## [Written exercise]
The entries that follow should be written out exactly.
--- --- ---
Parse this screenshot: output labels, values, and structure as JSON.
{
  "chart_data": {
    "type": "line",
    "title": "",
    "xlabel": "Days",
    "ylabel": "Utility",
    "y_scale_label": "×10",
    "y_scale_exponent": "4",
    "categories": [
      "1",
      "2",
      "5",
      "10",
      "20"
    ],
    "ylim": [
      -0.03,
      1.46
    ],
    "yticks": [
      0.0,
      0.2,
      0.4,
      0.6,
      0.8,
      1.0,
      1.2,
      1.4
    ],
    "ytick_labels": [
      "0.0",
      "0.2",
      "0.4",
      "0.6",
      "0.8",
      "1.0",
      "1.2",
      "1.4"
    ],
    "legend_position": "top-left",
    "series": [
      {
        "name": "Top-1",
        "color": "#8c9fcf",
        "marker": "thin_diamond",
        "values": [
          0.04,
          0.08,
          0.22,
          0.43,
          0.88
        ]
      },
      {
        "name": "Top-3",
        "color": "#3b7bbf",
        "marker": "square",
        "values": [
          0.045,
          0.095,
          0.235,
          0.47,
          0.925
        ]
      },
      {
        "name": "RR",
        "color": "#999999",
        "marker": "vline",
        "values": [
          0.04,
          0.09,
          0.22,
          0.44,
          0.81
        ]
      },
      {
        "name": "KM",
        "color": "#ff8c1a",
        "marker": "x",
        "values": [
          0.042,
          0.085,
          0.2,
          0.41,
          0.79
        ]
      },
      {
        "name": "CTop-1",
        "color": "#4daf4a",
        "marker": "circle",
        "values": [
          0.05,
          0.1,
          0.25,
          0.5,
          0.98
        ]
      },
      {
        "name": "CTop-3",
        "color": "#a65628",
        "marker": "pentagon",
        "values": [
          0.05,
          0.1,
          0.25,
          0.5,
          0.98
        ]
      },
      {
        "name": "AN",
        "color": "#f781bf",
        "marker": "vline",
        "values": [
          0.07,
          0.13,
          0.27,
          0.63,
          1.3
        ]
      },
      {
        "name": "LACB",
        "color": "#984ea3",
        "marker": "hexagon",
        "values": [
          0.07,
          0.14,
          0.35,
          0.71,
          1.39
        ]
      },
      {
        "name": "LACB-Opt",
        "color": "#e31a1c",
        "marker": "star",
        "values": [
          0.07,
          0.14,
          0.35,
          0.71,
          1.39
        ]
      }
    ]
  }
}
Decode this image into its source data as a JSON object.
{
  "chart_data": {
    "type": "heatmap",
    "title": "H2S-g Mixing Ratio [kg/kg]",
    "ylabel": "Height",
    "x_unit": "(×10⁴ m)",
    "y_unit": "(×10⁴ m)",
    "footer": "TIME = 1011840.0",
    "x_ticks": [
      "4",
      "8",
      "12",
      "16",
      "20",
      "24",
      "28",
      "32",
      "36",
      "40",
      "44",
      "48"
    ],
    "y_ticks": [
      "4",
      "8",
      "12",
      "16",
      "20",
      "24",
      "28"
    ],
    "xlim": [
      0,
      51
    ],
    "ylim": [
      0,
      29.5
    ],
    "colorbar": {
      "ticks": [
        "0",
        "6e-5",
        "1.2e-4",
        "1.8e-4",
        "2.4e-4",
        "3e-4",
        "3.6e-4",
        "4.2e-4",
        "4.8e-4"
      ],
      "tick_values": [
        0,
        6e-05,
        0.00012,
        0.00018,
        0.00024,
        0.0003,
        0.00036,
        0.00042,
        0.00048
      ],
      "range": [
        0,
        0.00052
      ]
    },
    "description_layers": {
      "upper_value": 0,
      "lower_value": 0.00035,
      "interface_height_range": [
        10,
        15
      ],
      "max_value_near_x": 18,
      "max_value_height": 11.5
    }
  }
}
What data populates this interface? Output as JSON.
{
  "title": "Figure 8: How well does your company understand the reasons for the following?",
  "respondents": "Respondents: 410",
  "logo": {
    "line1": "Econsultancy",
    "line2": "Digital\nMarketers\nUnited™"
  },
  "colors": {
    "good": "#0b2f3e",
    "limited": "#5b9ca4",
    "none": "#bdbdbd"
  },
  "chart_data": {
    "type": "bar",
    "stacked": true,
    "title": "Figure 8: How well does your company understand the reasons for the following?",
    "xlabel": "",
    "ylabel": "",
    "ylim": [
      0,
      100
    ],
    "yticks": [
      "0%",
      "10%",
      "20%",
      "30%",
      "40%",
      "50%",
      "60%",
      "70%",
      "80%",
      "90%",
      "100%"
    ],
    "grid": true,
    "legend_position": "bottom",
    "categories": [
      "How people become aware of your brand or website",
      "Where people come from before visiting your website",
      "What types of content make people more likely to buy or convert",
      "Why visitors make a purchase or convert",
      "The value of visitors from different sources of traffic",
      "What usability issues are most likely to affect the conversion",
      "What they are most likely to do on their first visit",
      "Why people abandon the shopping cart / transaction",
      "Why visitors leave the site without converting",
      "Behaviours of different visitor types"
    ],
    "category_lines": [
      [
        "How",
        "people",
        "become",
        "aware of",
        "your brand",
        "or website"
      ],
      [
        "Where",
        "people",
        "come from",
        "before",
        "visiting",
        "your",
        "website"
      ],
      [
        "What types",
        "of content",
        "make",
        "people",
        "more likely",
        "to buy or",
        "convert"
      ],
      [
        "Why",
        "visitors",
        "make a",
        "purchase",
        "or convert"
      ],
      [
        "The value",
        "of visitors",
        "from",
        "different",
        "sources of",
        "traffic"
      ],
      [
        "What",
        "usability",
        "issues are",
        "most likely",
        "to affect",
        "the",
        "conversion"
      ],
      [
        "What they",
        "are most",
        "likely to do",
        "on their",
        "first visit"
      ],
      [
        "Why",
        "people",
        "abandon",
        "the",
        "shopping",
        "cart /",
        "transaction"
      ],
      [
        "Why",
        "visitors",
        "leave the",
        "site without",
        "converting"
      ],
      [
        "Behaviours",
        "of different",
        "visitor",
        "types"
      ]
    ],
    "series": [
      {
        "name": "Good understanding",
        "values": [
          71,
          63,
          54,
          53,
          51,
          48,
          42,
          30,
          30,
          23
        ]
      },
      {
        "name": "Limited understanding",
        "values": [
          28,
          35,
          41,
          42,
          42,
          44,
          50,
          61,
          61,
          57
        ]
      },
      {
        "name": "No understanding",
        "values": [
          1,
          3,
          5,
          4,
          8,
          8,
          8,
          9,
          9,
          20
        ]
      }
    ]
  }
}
--- --- ---
## [Solution to the problem]
Parse this screenshot: output labels, values, and structure as JSON.
{
  "chart_data": {
    "type": "line",
    "title": "",
    "xlabel": "Days",
    "ylabel": "Utility",
    "y_scale_label": "×10",
    "y_scale_exponent": "4",
    "categories": [
      "1",
      "2",
      "5",
      "10",
      "20"
    ],
    "ylim": [
      -0.03,
      1.46
    ],
    "yticks": [
      0.0,
      0.2,
      0.4,
      0.6,
      0.8,
      1.0,
      1.2,
      1.4
    ],
    "ytick_labels": [
      "0.0",
      "0.2",
      "0.4",
      "0.6",
      "0.8",
      "1.0",
      "1.2",
      "1.4"
    ],
    "legend_position": "top-left",
    "series": [
      {
        "name": "Top-1",
        "color": "#8c9fcf",
        "marker": "thin_diamond",
        "values": [
          0.04,
          0.08,
          0.22,
          0.43,
          0.88
        ]
      },
      {
        "name": "Top-3",
        "color": "#3b7bbf",
        "marker": "square",
        "values": [
          0.045,
          0.095,
          0.235,
          0.47,
          0.925
        ]
      },
      {
        "name": "RR",
        "color": "#999999",
        "marker": "vline",
        "values": [
          0.04,
          0.09,
          0.22,
          0.44,
          0.81
        ]
      },
      {
        "name": "KM",
        "color": "#ff8c1a",
        "marker": "x",
        "values": [
          0.042,
          0.085,
          0.2,
          0.41,
          0.79
        ]
      },
      {
        "name": "CTop-1",
        "color": "#4daf4a",
        "marker": "circle",
        "values": [
          0.05,
          0.1,
          0.25,
          0.5,
          0.98
        ]
      },
      {
        "name": "CTop-3",
        "color": "#a65628",
        "marker": "pentagon",
        "values": [
          0.05,
          0.1,
          0.25,
          0.5,
          0.98
        ]
      },
      {
        "name": "AN",
        "color": "#f781bf",
        "marker": "vline",
        "values": [
          0.07,
          0.13,
          0.27,
          0.63,
          1.3
        ]
      },
      {
        "name": "LACB",
        "color": "#984ea3",
        "marker": "hexagon",
        "values": [
          0.07,
          0.14,
          0.35,
          0.71,
          1.39
        ]
      },
      {
        "name": "LACB-Opt",
        "color": "#e31a1c",
        "marker": "star",
        "values": [
          0.07,
          0.14,
          0.35,
          0.71,
          1.39
        ]
      }
    ]
  }
}
Decode this image into its source data as a JSON object.
{
  "chart_data": {
    "type": "heatmap",
    "title": "H2S-g Mixing Ratio [kg/kg]",
    "ylabel": "Height",
    "x_unit": "(×10⁴ m)",
    "y_unit": "(×10⁴ m)",
    "footer": "TIME = 1011840.0",
    "x_ticks": [
      "4",
      "8",
      "12",
      "16",
      "20",
      "24",
      "28",
      "32",
      "36",
      "40",
      "44",
      "48"
    ],
    "y_ticks": [
      "4",
      "8",
      "12",
      "16",
      "20",
      "24",
      "28"
    ],
    "xlim": [
      0,
      51
    ],
    "ylim": [
      0,
      29.5
    ],
    "colorbar": {
      "ticks": [
        "0",
        "6e-5",
        "1.2e-4",
        "1.8e-4",
        "2.4e-4",
        "3e-4",
        "3.6e-4",
        "4.2e-4",
        "4.8e-4"
      ],
      "tick_values": [
        0,
        6e-05,
        0.00012,
        0.00018,
        0.00024,
        0.0003,
        0.00036,
        0.00042,
        0.00048
      ],
      "range": [
        0,
        0.00052
      ]
    },
    "description_layers": {
      "upper_value": 0,
      "lower_value": 0.00035,
      "interface_height_range": [
        10,
        15
      ],
      "max_value_near_x": 18,
      "max_value_height": 11.5
    }
  }
}
What data populates this interface? Output as JSON.
{
  "title": "Figure 8: How well does your company understand the reasons for the following?",
  "respondents": "Respondents: 410",
  "logo": {
    "line1": "Econsultancy",
    "line2": "Digital\nMarketers\nUnited™"
  },
  "colors": {
    "good": "#0b2f3e",
    "limited": "#5b9ca4",
    "none": "#bdbdbd"
  },
  "chart_data": {
    "type": "bar",
    "stacked": true,
    "title": "Figure 8: How well does your company understand the reasons for the following?",
    "xlabel": "",
    "ylabel": "",
    "ylim": [
      0,
      100
    ],
    "yticks": [
      "0%",
      "10%",
      "20%",
      "30%",
      "40%",
      "50%",
      "60%",
      "70%",
      "80%",
      "90%",
      "100%"
    ],
    "grid": true,
    "legend_position": "bottom",
    "categories": [
      "How people become aware of your brand or website",
      "Where people come from before visiting your website",
      "What types of content make people more likely to buy or convert",
      "Why visitors make a purchase or convert",
      "The value of visitors from different sources of traffic",
      "What usability issues are most likely to affect the conversion",
      "What they are most likely to do on their first visit",
      "Why people abandon the shopping cart / transaction",
      "Why visitors leave the site without converting",
      "Behaviours of different visitor types"
    ],
    "category_lines": [
      [
        "How",
        "people",
        "become",
        "aware of",
        "your brand",
        "or website"
      ],
      [
        "Where",
        "people",
        "come from",
        "before",
        "visiting",
        "your",
        "website"
      ],
      [
        "What types",
        "of content",
        "make",
        "people",
        "more likely",
        "to buy or",
        "convert"
      ],
      [
        "Why",
        "visitors",
        "make a",
        "purchase",
        "or convert"
      ],
      [
        "The value",
        "of visitors",
        "from",
        "different",
        "sources of",
        "traffic"
      ],
      [
        "What",
        "usability",
        "issues are",
        "most likely",
        "to affect",
        "the",
        "conversion"
      ],
      [
        "What they",
        "are most",
        "likely to do",
        "on their",
        "first visit"
      ],
      [
        "Why",
        "people",
        "abandon",
        "the",
        "shopping",
        "cart /",
        "transaction"
      ],
      [
        "Why",
        "visitors",
        "leave the",
        "site without",
        "converting"
      ],
      [
        "Behaviours",
        "of different",
        "visitor",
        "types"
      ]
    ],
    "series": [
      {
        "name": "Good understanding",
        "values": [
          71,
          63,
          54,
          53,
          51,
          48,
          42,
          30,
          30,
          23
        ]
      },
      {
        "name": "Limited understanding",
        "values": [
          28,
          35,
          41,
          42,
          42,
          44,
          50,
          61,
          61,
          57
        ]
      },
      {
        "name": "No understanding",
        "values": [
          1,
          3,
          5,
          4,
          8,
          8,
          8,
          9,
          9,
          20
        ]
      }
    ]
  }
}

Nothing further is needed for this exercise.